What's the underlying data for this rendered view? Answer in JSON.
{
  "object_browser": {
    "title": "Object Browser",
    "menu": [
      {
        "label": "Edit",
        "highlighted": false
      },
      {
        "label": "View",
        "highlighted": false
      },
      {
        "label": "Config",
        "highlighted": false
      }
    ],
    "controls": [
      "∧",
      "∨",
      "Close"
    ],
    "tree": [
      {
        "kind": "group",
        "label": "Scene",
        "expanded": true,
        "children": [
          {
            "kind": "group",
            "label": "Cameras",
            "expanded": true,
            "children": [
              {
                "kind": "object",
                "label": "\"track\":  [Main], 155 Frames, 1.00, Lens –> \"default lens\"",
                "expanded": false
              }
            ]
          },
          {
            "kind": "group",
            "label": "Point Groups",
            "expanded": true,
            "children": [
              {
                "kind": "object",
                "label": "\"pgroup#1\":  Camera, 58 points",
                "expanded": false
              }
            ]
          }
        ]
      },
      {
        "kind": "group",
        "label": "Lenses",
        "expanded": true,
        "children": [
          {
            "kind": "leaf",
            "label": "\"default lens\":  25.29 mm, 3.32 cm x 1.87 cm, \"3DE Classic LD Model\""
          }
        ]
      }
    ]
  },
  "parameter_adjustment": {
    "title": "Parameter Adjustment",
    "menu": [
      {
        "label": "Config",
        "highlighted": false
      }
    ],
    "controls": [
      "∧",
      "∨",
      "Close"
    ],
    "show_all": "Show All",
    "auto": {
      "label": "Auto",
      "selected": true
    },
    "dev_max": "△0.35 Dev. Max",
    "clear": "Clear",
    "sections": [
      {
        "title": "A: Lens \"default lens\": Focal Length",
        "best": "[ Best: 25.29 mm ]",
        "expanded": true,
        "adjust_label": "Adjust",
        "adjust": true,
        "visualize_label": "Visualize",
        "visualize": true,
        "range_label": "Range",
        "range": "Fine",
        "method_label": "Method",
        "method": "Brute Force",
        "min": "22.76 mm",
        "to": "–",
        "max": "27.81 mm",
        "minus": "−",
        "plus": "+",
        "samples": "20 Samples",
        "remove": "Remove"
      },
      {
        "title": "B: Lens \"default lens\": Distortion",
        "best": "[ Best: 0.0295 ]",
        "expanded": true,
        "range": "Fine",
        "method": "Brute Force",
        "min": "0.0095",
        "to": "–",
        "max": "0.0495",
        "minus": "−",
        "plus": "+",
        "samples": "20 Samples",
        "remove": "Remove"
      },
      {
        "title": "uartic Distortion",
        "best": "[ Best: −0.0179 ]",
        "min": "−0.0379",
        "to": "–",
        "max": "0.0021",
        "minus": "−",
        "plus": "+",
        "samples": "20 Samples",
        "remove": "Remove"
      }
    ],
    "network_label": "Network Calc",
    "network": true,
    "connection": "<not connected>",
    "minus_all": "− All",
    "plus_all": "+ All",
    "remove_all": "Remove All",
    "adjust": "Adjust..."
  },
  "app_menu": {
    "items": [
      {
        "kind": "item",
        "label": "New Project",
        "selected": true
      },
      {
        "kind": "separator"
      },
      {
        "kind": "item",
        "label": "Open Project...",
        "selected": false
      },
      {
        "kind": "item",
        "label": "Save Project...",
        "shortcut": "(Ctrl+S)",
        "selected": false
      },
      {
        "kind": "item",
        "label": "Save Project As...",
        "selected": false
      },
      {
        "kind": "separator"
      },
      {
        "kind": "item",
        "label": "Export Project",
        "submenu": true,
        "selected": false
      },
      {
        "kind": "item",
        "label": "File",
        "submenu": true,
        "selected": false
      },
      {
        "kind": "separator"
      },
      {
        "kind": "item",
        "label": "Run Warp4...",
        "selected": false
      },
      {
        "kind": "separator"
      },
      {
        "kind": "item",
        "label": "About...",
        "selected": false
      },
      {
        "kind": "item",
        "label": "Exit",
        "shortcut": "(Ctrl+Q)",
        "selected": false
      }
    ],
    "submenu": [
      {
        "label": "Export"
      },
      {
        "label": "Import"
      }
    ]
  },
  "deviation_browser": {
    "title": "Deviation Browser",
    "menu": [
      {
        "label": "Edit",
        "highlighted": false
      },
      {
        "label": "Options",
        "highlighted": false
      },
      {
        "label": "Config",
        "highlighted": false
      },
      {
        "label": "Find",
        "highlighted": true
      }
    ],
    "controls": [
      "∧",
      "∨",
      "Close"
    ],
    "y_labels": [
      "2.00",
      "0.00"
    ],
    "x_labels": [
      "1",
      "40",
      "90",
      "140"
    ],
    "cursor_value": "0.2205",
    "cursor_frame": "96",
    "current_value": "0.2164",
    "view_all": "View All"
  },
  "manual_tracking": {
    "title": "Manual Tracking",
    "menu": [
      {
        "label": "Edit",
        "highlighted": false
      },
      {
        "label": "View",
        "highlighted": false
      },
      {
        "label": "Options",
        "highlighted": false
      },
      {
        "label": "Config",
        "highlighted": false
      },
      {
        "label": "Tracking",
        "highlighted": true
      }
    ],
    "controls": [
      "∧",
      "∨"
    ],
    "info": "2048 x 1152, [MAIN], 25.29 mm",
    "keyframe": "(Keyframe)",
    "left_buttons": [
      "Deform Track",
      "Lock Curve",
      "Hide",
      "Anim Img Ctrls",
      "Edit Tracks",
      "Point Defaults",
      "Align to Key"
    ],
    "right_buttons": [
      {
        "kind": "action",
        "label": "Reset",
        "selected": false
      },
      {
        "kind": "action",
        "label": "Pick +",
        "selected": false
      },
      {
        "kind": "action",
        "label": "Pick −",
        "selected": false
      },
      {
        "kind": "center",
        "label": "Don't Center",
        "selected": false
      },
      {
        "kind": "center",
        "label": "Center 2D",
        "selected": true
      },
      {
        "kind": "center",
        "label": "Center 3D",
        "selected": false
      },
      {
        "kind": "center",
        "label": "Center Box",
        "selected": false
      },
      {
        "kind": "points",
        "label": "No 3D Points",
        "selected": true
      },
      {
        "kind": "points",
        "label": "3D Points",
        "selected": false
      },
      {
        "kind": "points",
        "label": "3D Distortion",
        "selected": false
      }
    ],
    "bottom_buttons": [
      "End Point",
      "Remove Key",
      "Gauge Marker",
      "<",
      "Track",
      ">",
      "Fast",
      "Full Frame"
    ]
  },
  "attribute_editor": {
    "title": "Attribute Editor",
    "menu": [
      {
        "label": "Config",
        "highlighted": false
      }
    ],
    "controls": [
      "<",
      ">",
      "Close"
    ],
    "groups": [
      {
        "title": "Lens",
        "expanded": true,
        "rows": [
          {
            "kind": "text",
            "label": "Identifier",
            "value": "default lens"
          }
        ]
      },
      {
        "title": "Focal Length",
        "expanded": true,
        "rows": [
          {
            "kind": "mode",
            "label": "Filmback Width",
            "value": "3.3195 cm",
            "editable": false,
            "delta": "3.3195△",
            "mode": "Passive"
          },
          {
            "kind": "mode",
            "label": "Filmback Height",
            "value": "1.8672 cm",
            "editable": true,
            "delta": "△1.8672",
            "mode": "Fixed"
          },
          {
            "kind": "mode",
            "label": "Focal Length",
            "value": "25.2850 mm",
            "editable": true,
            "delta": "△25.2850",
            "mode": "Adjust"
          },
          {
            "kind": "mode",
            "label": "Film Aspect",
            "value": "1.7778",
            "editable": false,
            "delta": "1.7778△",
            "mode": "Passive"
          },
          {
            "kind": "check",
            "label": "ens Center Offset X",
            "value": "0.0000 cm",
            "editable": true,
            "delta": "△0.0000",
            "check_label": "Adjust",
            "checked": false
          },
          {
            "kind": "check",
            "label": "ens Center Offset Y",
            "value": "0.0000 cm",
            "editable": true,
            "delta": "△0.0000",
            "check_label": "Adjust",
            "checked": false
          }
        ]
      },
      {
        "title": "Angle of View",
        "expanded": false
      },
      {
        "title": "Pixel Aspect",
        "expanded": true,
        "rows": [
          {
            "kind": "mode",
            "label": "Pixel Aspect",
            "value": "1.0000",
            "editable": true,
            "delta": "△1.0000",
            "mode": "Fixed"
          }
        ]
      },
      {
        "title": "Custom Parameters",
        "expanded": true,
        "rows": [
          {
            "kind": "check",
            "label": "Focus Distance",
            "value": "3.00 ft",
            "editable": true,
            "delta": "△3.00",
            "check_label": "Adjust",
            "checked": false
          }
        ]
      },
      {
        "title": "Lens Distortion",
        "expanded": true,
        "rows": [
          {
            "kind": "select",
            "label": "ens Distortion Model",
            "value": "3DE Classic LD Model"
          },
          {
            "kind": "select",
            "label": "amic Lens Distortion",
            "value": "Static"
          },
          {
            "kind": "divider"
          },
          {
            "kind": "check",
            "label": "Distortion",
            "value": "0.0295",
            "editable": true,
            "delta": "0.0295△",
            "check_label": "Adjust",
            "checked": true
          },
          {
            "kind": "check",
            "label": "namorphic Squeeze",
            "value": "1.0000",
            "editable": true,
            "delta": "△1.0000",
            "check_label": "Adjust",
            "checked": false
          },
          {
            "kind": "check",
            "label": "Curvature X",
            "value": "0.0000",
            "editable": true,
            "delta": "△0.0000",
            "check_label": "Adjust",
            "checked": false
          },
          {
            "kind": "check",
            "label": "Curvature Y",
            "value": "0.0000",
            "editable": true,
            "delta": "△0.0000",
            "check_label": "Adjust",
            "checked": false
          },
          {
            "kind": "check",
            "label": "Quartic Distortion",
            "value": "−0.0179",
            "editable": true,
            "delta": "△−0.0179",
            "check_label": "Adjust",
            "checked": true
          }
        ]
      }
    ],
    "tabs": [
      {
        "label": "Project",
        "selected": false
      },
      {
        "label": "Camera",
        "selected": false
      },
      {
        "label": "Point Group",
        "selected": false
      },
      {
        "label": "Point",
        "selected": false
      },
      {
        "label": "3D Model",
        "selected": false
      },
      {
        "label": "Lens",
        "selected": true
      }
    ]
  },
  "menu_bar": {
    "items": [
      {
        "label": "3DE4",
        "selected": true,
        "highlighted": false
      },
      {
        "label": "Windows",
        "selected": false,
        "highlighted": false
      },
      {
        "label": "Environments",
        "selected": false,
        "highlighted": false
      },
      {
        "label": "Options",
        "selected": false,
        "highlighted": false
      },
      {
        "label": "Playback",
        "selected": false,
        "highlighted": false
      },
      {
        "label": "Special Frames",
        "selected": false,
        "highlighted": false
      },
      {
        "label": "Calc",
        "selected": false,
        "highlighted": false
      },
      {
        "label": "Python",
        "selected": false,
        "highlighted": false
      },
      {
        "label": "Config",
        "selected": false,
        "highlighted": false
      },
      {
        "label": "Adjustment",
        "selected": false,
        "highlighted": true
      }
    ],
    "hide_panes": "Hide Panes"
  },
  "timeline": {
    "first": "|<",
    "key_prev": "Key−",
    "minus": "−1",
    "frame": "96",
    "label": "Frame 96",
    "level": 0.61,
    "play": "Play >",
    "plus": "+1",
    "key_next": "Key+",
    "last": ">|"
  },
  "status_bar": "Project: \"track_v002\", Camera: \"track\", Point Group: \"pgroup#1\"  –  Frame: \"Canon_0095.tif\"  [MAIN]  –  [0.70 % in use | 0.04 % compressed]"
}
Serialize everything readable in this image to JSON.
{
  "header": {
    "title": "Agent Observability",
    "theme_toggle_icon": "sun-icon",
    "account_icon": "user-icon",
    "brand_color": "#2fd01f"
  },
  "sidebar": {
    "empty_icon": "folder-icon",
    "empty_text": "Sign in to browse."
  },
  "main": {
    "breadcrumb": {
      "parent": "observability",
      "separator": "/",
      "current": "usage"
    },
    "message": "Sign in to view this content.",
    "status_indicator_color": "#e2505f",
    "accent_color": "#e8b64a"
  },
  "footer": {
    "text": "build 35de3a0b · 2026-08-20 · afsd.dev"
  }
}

Task objective: Gather each line holding the string "Pixel".

Result of the exercise:
        "title": "Pixel Aspect",
            "label": "Pixel Aspect",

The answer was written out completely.